■ Written problem
Find the lines holding the string "ylabel" in the data, then copy all of them.

Start Listing

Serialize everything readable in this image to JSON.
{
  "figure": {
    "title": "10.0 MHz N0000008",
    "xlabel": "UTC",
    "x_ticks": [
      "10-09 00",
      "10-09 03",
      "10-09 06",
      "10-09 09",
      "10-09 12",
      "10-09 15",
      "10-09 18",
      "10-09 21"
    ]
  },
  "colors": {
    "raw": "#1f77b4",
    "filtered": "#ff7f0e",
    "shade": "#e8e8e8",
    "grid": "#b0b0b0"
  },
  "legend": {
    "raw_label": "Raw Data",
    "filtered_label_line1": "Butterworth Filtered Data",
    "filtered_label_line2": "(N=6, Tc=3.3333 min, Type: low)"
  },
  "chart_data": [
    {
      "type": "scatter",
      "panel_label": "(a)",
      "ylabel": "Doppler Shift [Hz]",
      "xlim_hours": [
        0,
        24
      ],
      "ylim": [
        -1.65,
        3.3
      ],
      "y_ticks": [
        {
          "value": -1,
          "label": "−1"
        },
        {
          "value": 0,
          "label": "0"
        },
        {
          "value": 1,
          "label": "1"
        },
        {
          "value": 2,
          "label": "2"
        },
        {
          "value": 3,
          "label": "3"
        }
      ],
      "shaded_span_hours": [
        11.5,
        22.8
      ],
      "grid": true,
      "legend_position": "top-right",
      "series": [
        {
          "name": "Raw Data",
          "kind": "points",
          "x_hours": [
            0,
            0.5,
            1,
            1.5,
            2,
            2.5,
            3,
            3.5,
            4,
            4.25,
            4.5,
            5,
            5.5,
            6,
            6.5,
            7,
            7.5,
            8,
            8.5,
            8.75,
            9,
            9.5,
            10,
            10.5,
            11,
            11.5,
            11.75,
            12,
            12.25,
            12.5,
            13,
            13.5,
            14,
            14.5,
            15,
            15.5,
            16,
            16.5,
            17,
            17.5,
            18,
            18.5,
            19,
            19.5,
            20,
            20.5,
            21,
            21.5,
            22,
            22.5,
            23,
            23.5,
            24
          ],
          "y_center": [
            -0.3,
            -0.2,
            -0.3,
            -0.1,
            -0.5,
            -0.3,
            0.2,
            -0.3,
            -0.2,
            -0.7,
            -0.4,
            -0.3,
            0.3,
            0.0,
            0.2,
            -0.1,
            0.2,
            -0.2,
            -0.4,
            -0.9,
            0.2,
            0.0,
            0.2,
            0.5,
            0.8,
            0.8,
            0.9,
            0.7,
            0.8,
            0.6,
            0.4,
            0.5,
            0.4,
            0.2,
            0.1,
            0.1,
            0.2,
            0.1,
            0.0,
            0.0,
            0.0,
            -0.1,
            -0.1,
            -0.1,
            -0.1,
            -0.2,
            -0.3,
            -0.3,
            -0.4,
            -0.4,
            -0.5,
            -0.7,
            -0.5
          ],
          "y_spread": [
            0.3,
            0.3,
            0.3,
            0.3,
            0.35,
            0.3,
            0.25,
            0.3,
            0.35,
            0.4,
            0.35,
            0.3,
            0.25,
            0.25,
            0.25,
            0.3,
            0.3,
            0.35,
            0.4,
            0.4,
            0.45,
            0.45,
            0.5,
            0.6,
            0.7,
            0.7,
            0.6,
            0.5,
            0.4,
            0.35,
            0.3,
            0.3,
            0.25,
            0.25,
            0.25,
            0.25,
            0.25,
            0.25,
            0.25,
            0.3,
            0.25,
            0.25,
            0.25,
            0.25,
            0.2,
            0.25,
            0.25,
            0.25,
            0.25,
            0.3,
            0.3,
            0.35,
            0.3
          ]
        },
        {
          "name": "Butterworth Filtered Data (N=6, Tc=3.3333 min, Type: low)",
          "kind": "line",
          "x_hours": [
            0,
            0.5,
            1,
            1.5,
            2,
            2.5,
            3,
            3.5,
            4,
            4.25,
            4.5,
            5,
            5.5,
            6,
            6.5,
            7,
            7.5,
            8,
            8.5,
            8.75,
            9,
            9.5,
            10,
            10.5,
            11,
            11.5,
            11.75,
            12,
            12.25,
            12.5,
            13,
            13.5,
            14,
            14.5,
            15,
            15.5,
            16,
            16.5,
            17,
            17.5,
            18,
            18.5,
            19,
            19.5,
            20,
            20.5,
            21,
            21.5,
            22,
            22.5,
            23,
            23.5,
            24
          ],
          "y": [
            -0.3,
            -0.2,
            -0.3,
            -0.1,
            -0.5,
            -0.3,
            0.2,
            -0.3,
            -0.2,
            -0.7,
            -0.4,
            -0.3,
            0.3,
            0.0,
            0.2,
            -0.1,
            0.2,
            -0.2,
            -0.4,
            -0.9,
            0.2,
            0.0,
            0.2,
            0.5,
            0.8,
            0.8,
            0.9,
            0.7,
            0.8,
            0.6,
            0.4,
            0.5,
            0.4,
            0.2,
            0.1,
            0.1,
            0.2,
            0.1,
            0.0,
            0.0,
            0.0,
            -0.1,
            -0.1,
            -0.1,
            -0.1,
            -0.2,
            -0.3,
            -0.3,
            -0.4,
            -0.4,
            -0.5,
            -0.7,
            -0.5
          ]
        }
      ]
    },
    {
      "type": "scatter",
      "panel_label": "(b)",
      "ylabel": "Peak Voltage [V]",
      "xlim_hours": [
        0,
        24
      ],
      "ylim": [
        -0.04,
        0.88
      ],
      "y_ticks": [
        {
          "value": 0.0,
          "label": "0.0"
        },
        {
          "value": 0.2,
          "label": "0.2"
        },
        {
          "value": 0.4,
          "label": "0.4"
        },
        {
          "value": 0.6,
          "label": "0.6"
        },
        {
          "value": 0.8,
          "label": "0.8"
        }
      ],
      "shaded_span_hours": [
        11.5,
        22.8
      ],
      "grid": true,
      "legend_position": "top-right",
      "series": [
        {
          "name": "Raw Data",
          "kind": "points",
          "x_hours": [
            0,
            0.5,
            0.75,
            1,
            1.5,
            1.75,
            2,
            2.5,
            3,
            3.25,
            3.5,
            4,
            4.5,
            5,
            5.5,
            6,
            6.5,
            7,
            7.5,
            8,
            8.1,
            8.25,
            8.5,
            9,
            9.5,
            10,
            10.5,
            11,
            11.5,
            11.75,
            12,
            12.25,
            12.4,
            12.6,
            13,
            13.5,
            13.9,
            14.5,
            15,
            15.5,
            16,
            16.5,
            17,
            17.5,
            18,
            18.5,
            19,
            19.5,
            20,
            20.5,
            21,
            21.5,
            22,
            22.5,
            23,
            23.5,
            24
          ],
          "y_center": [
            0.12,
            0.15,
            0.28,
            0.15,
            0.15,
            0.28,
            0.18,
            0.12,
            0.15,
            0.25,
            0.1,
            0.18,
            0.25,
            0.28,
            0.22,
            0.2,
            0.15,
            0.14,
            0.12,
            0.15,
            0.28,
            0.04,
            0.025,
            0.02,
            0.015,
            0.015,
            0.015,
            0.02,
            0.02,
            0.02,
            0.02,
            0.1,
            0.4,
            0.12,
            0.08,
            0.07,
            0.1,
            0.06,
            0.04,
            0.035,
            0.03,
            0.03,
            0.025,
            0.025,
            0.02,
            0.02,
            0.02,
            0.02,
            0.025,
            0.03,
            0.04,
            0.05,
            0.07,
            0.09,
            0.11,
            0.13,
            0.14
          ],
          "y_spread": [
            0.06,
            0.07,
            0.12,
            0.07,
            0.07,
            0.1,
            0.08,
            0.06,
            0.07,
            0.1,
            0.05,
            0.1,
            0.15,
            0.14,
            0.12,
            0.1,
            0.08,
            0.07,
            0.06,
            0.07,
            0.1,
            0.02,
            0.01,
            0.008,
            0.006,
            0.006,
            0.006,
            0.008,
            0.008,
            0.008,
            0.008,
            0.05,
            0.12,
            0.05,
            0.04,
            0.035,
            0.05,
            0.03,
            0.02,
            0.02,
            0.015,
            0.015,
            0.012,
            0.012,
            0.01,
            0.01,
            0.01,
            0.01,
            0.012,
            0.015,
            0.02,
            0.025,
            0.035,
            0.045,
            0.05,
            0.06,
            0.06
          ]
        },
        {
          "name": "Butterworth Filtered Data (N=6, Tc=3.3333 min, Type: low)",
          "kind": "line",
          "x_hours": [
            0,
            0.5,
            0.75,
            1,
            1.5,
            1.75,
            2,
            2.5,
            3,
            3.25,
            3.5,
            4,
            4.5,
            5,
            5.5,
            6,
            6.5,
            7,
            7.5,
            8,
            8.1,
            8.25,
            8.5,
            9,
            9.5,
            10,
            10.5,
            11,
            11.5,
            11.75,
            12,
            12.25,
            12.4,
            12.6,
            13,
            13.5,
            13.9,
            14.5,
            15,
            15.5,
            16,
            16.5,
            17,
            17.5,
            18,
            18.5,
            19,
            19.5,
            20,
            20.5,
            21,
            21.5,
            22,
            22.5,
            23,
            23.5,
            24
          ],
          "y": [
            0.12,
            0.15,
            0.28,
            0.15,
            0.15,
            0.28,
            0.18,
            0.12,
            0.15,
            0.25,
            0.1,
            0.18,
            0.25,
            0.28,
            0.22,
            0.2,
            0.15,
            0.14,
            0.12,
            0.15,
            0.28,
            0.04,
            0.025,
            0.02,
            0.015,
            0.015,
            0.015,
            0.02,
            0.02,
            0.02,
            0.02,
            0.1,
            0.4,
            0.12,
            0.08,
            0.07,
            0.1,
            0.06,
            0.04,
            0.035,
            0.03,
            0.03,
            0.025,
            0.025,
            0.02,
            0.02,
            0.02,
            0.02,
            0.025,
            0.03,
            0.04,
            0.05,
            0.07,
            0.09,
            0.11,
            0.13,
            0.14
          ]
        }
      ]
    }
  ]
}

End Listing

■ Exercise output
      "ylabel": "Doppler Shift [Hz]",
      "ylabel": "Peak Voltage [V]",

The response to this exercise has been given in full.